What is required
It is required that all of the data be written out exactly.

Information provided
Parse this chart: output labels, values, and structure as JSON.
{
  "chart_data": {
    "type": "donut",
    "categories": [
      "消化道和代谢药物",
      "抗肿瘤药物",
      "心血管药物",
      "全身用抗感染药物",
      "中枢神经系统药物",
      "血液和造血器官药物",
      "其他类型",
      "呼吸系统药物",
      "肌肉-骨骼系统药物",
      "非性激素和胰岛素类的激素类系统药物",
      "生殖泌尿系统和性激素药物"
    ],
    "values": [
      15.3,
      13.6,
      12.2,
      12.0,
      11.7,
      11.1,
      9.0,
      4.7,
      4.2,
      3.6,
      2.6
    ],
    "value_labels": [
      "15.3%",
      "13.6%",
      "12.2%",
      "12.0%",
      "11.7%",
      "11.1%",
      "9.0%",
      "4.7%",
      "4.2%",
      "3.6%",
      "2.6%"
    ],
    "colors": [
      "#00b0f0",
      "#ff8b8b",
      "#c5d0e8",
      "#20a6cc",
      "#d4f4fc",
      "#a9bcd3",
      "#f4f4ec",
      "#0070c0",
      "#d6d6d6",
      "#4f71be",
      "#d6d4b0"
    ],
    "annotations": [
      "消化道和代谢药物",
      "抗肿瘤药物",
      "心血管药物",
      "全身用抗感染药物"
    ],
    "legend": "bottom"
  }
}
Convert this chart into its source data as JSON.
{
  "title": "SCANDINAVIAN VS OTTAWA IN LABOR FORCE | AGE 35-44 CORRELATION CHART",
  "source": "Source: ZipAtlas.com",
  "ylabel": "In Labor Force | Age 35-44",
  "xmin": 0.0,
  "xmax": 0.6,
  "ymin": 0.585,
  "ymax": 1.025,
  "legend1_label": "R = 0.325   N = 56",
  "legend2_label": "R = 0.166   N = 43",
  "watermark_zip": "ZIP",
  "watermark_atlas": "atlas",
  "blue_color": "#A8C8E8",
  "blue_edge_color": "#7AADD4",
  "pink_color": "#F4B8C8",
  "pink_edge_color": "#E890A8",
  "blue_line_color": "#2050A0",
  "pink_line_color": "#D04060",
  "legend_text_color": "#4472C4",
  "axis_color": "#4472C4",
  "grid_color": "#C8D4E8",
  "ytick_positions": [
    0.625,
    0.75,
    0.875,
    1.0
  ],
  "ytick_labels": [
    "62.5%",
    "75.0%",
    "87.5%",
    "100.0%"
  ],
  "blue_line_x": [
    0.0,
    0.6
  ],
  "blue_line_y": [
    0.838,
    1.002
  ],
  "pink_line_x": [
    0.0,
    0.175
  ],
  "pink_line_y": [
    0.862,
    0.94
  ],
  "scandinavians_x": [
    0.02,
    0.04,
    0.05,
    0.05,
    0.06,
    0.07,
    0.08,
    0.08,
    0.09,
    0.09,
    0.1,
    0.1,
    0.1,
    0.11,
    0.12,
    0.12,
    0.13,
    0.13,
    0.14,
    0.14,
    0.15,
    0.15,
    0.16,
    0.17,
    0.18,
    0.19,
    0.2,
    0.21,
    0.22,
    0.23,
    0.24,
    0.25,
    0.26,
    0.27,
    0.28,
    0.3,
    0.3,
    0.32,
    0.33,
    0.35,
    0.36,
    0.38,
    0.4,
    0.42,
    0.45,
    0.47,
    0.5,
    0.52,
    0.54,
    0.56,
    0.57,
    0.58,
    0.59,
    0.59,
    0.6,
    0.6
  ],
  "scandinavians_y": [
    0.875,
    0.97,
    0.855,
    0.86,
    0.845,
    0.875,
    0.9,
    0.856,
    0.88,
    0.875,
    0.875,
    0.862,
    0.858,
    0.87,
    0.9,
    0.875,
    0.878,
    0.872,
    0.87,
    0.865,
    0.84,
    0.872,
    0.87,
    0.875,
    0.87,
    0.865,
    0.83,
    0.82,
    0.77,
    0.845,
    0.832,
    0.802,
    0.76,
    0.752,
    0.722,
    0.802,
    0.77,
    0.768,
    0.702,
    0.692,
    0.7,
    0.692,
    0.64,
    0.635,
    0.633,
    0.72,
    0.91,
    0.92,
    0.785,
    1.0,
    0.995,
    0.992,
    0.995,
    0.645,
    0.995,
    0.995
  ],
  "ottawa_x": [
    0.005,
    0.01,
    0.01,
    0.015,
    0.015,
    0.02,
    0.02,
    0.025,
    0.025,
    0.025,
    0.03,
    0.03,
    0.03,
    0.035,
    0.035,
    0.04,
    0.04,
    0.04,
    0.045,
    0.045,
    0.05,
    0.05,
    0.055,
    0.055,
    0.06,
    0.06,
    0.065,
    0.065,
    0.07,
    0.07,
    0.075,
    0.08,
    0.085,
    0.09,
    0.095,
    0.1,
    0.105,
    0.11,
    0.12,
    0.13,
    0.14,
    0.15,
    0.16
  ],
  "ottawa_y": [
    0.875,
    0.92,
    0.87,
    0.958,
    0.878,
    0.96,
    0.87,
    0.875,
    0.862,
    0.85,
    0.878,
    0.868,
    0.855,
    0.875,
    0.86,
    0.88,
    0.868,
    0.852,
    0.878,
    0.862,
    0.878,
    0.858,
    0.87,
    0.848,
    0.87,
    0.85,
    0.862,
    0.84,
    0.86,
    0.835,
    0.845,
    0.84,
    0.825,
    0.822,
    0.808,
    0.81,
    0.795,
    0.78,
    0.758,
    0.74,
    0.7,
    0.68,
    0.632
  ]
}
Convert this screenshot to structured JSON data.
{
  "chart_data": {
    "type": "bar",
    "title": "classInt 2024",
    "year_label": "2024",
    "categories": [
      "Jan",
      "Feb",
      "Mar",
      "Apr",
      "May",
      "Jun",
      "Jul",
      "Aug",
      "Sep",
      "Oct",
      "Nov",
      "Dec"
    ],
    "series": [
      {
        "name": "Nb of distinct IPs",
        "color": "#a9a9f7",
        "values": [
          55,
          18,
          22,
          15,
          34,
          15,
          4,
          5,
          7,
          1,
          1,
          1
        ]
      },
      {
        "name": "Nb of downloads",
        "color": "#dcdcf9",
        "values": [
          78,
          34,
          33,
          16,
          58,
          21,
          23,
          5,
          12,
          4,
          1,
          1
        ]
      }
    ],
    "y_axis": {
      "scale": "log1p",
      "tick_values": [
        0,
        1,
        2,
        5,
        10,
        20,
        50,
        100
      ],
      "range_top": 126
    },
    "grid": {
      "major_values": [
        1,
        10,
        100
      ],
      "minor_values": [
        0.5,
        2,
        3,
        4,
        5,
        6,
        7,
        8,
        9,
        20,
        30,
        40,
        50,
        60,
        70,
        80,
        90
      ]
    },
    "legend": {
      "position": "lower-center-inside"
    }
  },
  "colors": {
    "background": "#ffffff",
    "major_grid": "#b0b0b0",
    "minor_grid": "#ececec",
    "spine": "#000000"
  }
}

Task answer
Parse this chart: output labels, values, and structure as JSON.
{
  "chart_data": {
    "type": "donut",
    "categories": [
      "消化道和代谢药物",
      "抗肿瘤药物",
      "心血管药物",
      "全身用抗感染药物",
      "中枢神经系统药物",
      "血液和造血器官药物",
      "其他类型",
      "呼吸系统药物",
      "肌肉-骨骼系统药物",
      "非性激素和胰岛素类的激素类系统药物",
      "生殖泌尿系统和性激素药物"
    ],
    "values": [
      15.3,
      13.6,
      12.2,
      12.0,
      11.7,
      11.1,
      9.0,
      4.7,
      4.2,
      3.6,
      2.6
    ],
    "value_labels": [
      "15.3%",
      "13.6%",
      "12.2%",
      "12.0%",
      "11.7%",
      "11.1%",
      "9.0%",
      "4.7%",
      "4.2%",
      "3.6%",
      "2.6%"
    ],
    "colors": [
      "#00b0f0",
      "#ff8b8b",
      "#c5d0e8",
      "#20a6cc",
      "#d4f4fc",
      "#a9bcd3",
      "#f4f4ec",
      "#0070c0",
      "#d6d6d6",
      "#4f71be",
      "#d6d4b0"
    ],
    "annotations": [
      "消化道和代谢药物",
      "抗肿瘤药物",
      "心血管药物",
      "全身用抗感染药物"
    ],
    "legend": "bottom"
  }
}
Convert this chart into its source data as JSON.
{
  "title": "SCANDINAVIAN VS OTTAWA IN LABOR FORCE | AGE 35-44 CORRELATION CHART",
  "source": "Source: ZipAtlas.com",
  "ylabel": "In Labor Force | Age 35-44",
  "xmin": 0.0,
  "xmax": 0.6,
  "ymin": 0.585,
  "ymax": 1.025,
  "legend1_label": "R = 0.325   N = 56",
  "legend2_label": "R = 0.166   N = 43",
  "watermark_zip": "ZIP",
  "watermark_atlas": "atlas",
  "blue_color": "#A8C8E8",
  "blue_edge_color": "#7AADD4",
  "pink_color": "#F4B8C8",
  "pink_edge_color": "#E890A8",
  "blue_line_color": "#2050A0",
  "pink_line_color": "#D04060",
  "legend_text_color": "#4472C4",
  "axis_color": "#4472C4",
  "grid_color": "#C8D4E8",
  "ytick_positions": [
    0.625,
    0.75,
    0.875,
    1.0
  ],
  "ytick_labels": [
    "62.5%",
    "75.0%",
    "87.5%",
    "100.0%"
  ],
  "blue_line_x": [
    0.0,
    0.6
  ],
  "blue_line_y": [
    0.838,
    1.002
  ],
  "pink_line_x": [
    0.0,
    0.175
  ],
  "pink_line_y": [
    0.862,
    0.94
  ],
  "scandinavians_x": [
    0.02,
    0.04,
    0.05,
    0.05,
    0.06,
    0.07,
    0.08,
    0.08,
    0.09,
    0.09,
    0.1,
    0.1,
    0.1,
    0.11,
    0.12,
    0.12,
    0.13,
    0.13,
    0.14,
    0.14,
    0.15,
    0.15,
    0.16,
    0.17,
    0.18,
    0.19,
    0.2,
    0.21,
    0.22,
    0.23,
    0.24,
    0.25,
    0.26,
    0.27,
    0.28,
    0.3,
    0.3,
    0.32,
    0.33,
    0.35,
    0.36,
    0.38,
    0.4,
    0.42,
    0.45,
    0.47,
    0.5,
    0.52,
    0.54,
    0.56,
    0.57,
    0.58,
    0.59,
    0.59,
    0.6,
    0.6
  ],
  "scandinavians_y": [
    0.875,
    0.97,
    0.855,
    0.86,
    0.845,
    0.875,
    0.9,
    0.856,
    0.88,
    0.875,
    0.875,
    0.862,
    0.858,
    0.87,
    0.9,
    0.875,
    0.878,
    0.872,
    0.87,
    0.865,
    0.84,
    0.872,
    0.87,
    0.875,
    0.87,
    0.865,
    0.83,
    0.82,
    0.77,
    0.845,
    0.832,
    0.802,
    0.76,
    0.752,
    0.722,
    0.802,
    0.77,
    0.768,
    0.702,
    0.692,
    0.7,
    0.692,
    0.64,
    0.635,
    0.633,
    0.72,
    0.91,
    0.92,
    0.785,
    1.0,
    0.995,
    0.992,
    0.995,
    0.645,
    0.995,
    0.995
  ],
  "ottawa_x": [
    0.005,
    0.01,
    0.01,
    0.015,
    0.015,
    0.02,
    0.02,
    0.025,
    0.025,
    0.025,
    0.03,
    0.03,
    0.03,
    0.035,
    0.035,
    0.04,
    0.04,
    0.04,
    0.045,
    0.045,
    0.05,
    0.05,
    0.055,
    0.055,
    0.06,
    0.06,
    0.065,
    0.065,
    0.07,
    0.07,
    0.075,
    0.08,
    0.085,
    0.09,
    0.095,
    0.1,
    0.105,
    0.11,
    0.12,
    0.13,
    0.14,
    0.15,
    0.16
  ],
  "ottawa_y": [
    0.875,
    0.92,
    0.87,
    0.958,
    0.878,
    0.96,
    0.87,
    0.875,
    0.862,
    0.85,
    0.878,
    0.868,
    0.855,
    0.875,
    0.86,
    0.88,
    0.868,
    0.852,
    0.878,
    0.862,
    0.878,
    0.858,
    0.87,
    0.848,
    0.87,
    0.85,
    0.862,
    0.84,
    0.86,
    0.835,
    0.845,
    0.84,
    0.825,
    0.822,
    0.808,
    0.81,
    0.795,
    0.78,
    0.758,
    0.74,
    0.7,
    0.68,
    0.632
  ]
}
Convert this screenshot to structured JSON data.
{
  "chart_data": {
    "type": "bar",
    "title": "classInt 2024",
    "year_label": "2024",
    "categories": [
      "Jan",
      "Feb",
      "Mar",
      "Apr",
      "May",
      "Jun",
      "Jul",
      "Aug",
      "Sep",
      "Oct",
      "Nov",
      "Dec"
    ],
    "series": [
      {
        "name": "Nb of distinct IPs",
        "color": "#a9a9f7",
        "values": [
          55,
          18,
          22,
          15,
          34,
          15,
          4,
          5,
          7,
          1,
          1,
          1
        ]
      },
      {
        "name": "Nb of downloads",
        "color": "#dcdcf9",
        "values": [
          78,
          34,
          33,
          16,
          58,
          21,
          23,
          5,
          12,
          4,
          1,
          1
        ]
      }
    ],
    "y_axis": {
      "scale": "log1p",
      "tick_values": [
        0,
        1,
        2,
        5,
        10,
        20,
        50,
        100
      ],
      "range_top": 126
    },
    "grid": {
      "major_values": [
        1,
        10,
        100
      ],
      "minor_values": [
        0.5,
        2,
        3,
        4,
        5,
        6,
        7,
        8,
        9,
        20,
        30,
        40,
        50,
        60,
        70,
        80,
        90
      ]
    },
    "legend": {
      "position": "lower-center-inside"
    }
  },
  "colors": {
    "background": "#ffffff",
    "major_grid": "#b0b0b0",
    "minor_grid": "#ececec",
    "spine": "#000000"
  }
}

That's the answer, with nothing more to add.